(Lines of data)
____________________
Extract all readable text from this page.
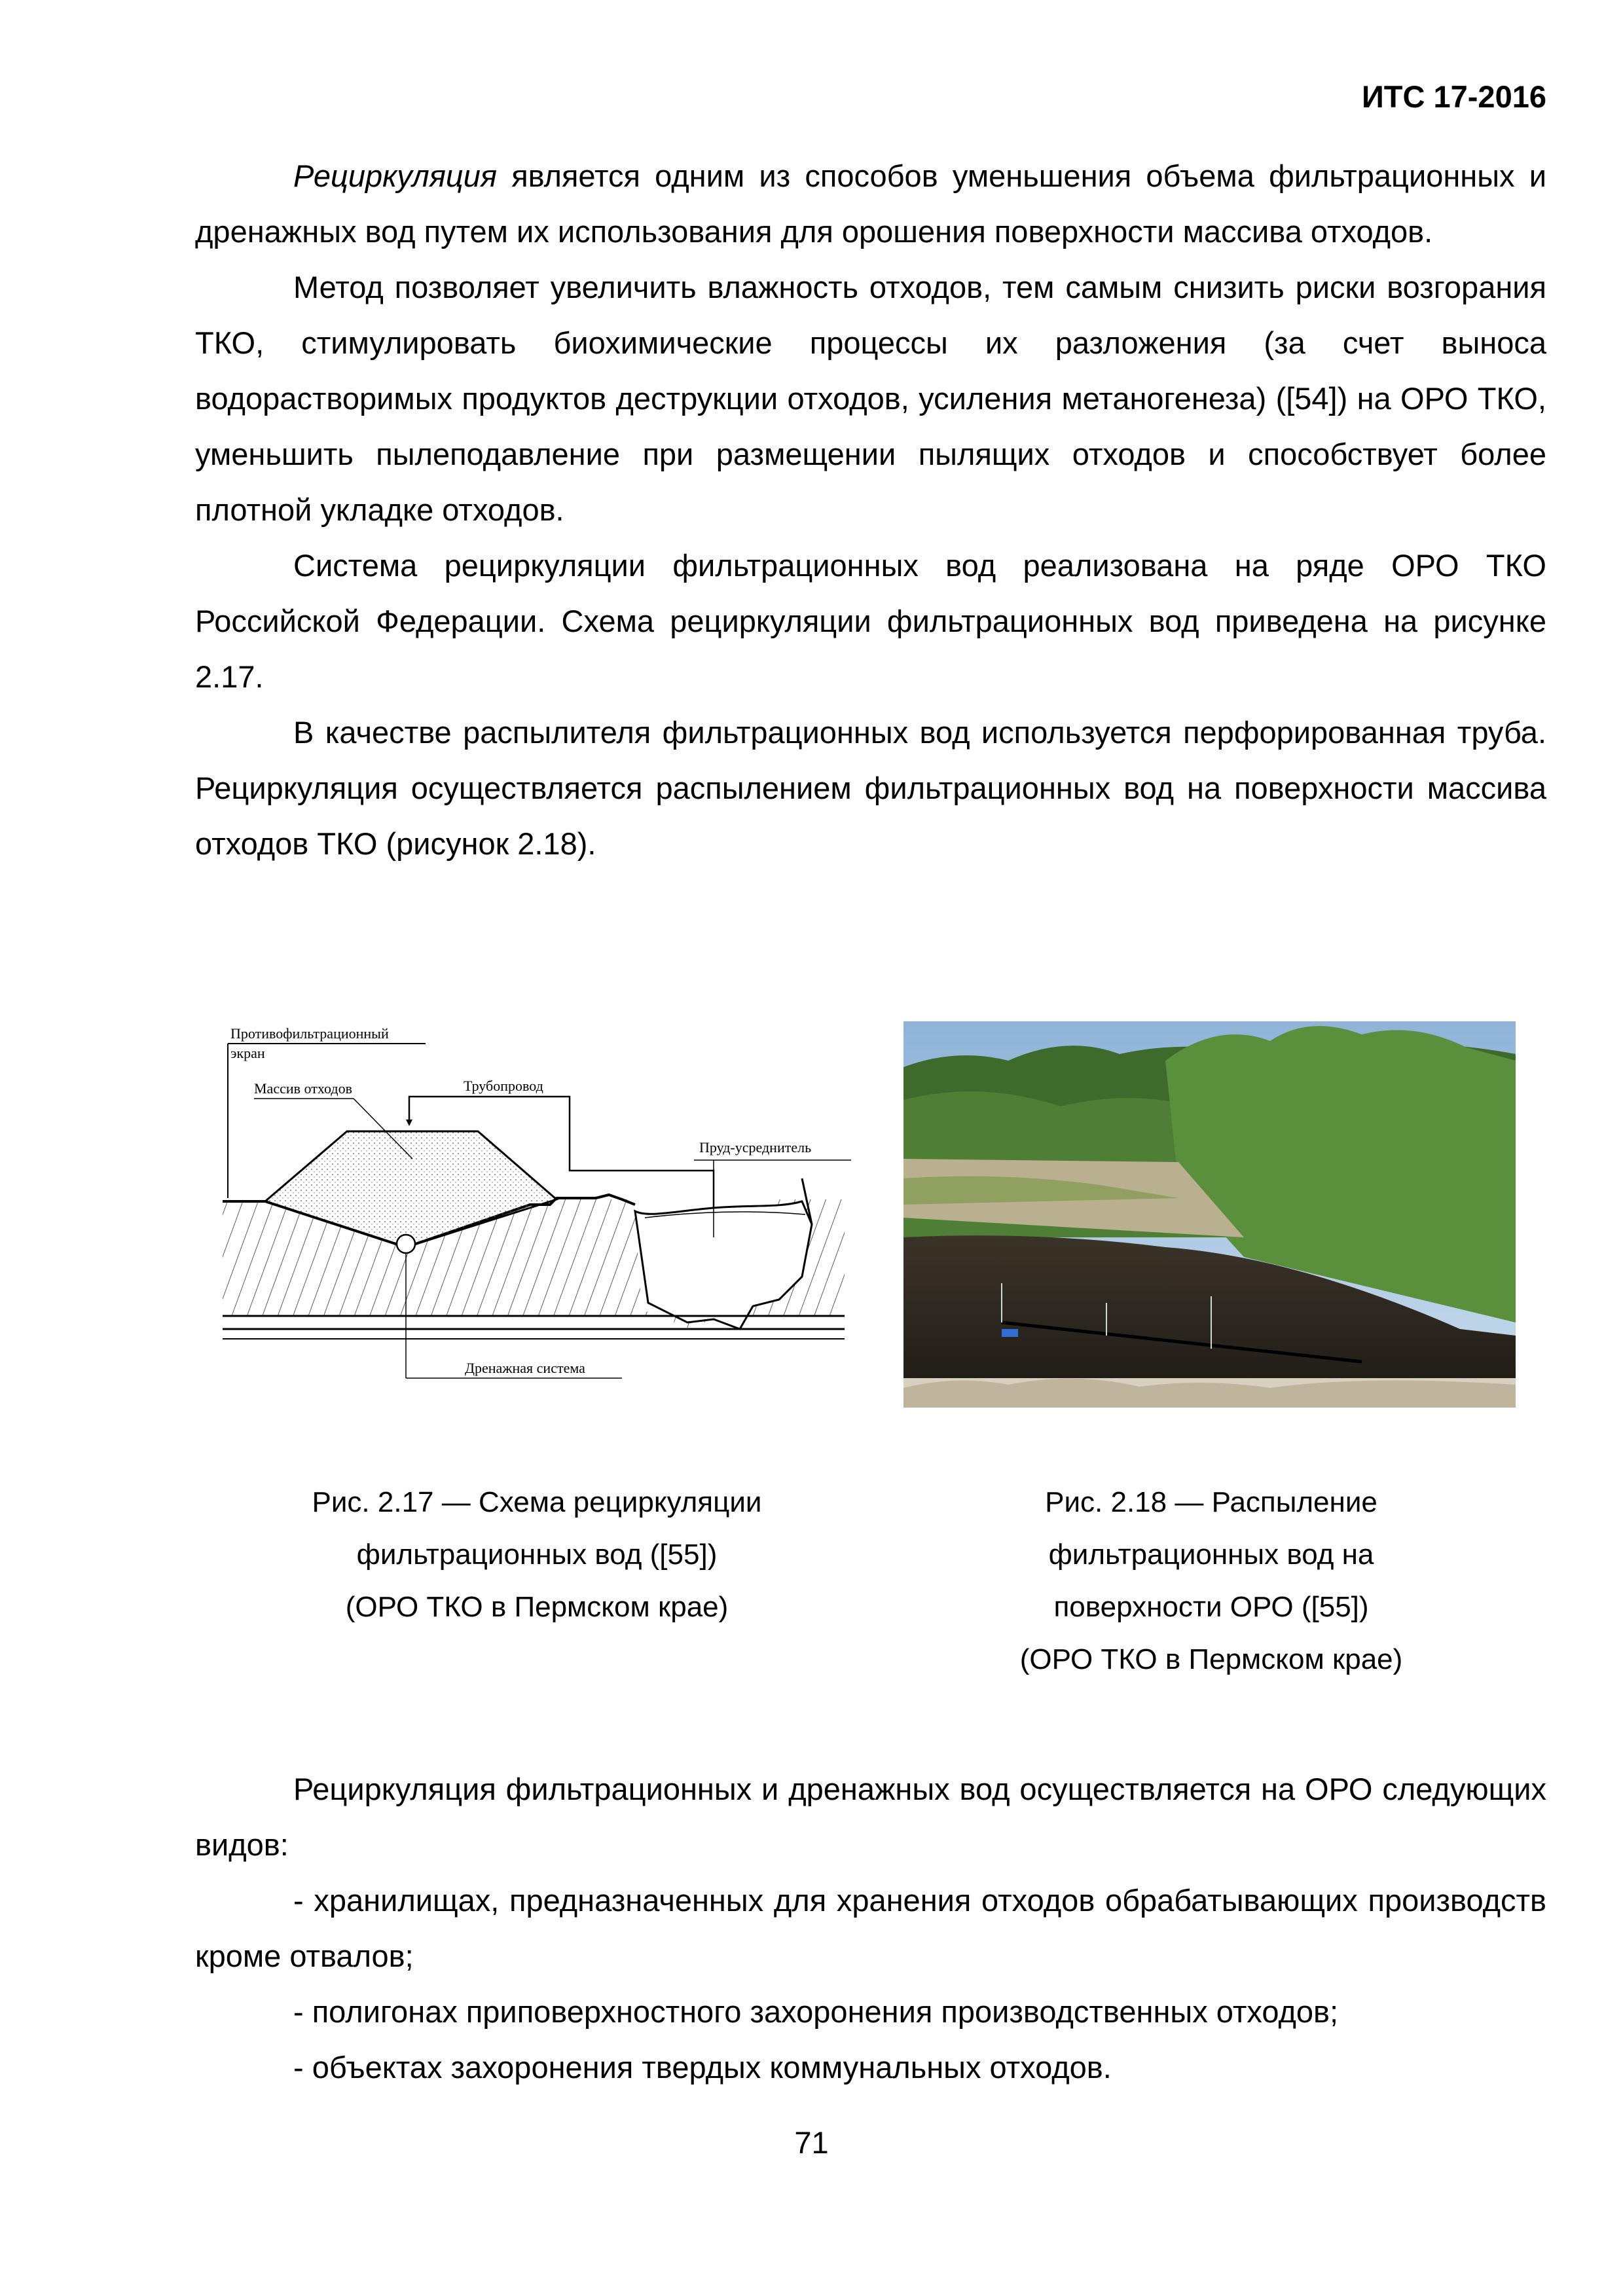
ИТС 17-2016

Рециркуляция является одним из способов уменьшения объема фильтрационных и дренажных вод путем их использования для орошения поверхности массива отходов.

Метод позволяет увеличить влажность отходов, тем самым снизить риски возгорания ТКО, стимулировать биохимические процессы их разложения (за счет выноса водорастворимых продуктов деструкции отходов, усиления метаногенеза) ([54]) на ОРО ТКО, уменьшить пылеподавление при размещении пылящих отходов и способствует более плотной укладке отходов.

Система рециркуляции фильтрационных вод реализована на ряде ОРО ТКО Российской Федерации. Схема рециркуляции фильтрационных вод приведена на рисунке 2.17.

В качестве распылителя фильтрационных вод используется перфорированная труба. Рециркуляция осуществляется распылением фильтрационных вод на поверхности массива отходов ТКО (рисунок 2.18).

Противофильтрационный
экран
Массив отходов	Трубопровод
Пруд-усреднитель
Дренажная система
Рис. 2.17 — Схема рециркуляции
фильтрационных вод ([55])
(ОРО ТКО в Пермском крае)
Рис. 2.18 — Распыление
фильтрационных вод на
поверхности ОРО ([55])
(ОРО ТКО в Пермском крае)

Рециркуляция фильтрационных и дренажных вод осуществляется на ОРО следующих видов:

- хранилищах, предназначенных для хранения отходов обрабатывающих производств кроме отвалов;

- полигонах приповерхностного захоронения производственных отходов;

- объектах захоронения твердых коммунальных отходов.

71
____________________
EXERCISE TASK
How many lines of these entries hold the string "Схема"? Answer with the number alone.

SOLUTION FOR THIS EXERCISE
2